▸ WHAT IS BEING ASKED: In the material below, find each line holding the string "строительства" and copy it.
>> Start ENTRIES PROVIDED
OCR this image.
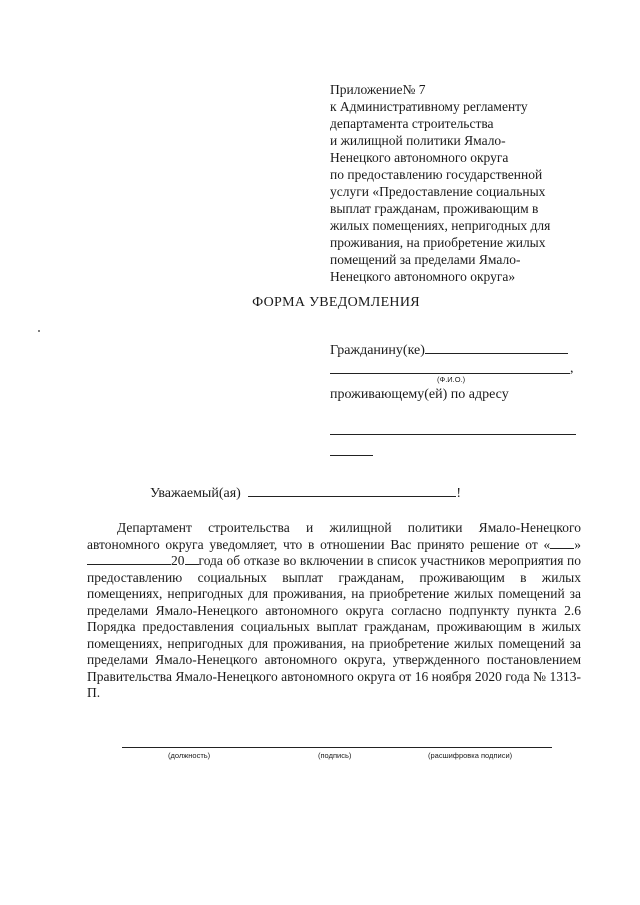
Приложение№ 7
к Административному регламенту
департамента строительства
и жилищной политики Ямало-
Ненецкого автономного округа
по предоставлению государственной
услуги «Предоставление социальных
выплат гражданам, проживающим в
жилых помещениях, непригодных для
проживания, на приобретение жилых
помещений за пределами Ямало-
Ненецкого автономного округа»
ФОРМА УВЕДОМЛЕНИЯ
Гражданину(ке)
,
(Ф.И.О.)
проживающему(ей) по адресу
Уважаемый(ая)	!

Департамент строительства и жилищной политики Ямало-Ненецкого автономного округа уведомляет, что в отношении Вас принято решение от « »20 года об отказе во включении в список участников мероприятия по предоставлению социальных выплат гражданам, проживающим в жилых помещениях, непригодных для проживания, на приобретение жилых помещений за пределами Ямало-Ненецкого автономного округа согласно подпункту пункта 2.6 Порядка предоставления социальных выплат гражданам, проживающим в жилых помещениях, непригодных для проживания, на приобретение жилых помещений за пределами Ямало-Ненецкого автономного округа, утвержденного постановлением Правительства Ямало-Ненецкого автономного округа от 16 ноября 2020 года № 1313-П.

(должность)	(подпись)	(расшифровка подписи)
>> End ENTRIES PROVIDED
▸ FINISHED TASK:
департамента строительства
Департамент строительства и жилищной политики Ямало-Ненецкого автономного округа уведомляет, что в отношении Вас принято решение от « »20 года об отказе во включении в список участников мероприятия по предоставлению социальных выплат гражданам, проживающим в жилых помещениях, непригодных для проживания, на приобретение жилых помещений за пределами Ямало-Ненецкого автономного округа согласно подпункту пункта 2.6 Порядка предоставления социальных выплат гражданам, проживающим в жилых помещениях, непригодных для проживания, на приобретение жилых помещений за пределами Ямало-Ненецкого автономного округа, утвержденного постановлением Правительства Ямало-Ненецкого автономного округа от 16 ноября 2020 года № 1313-П.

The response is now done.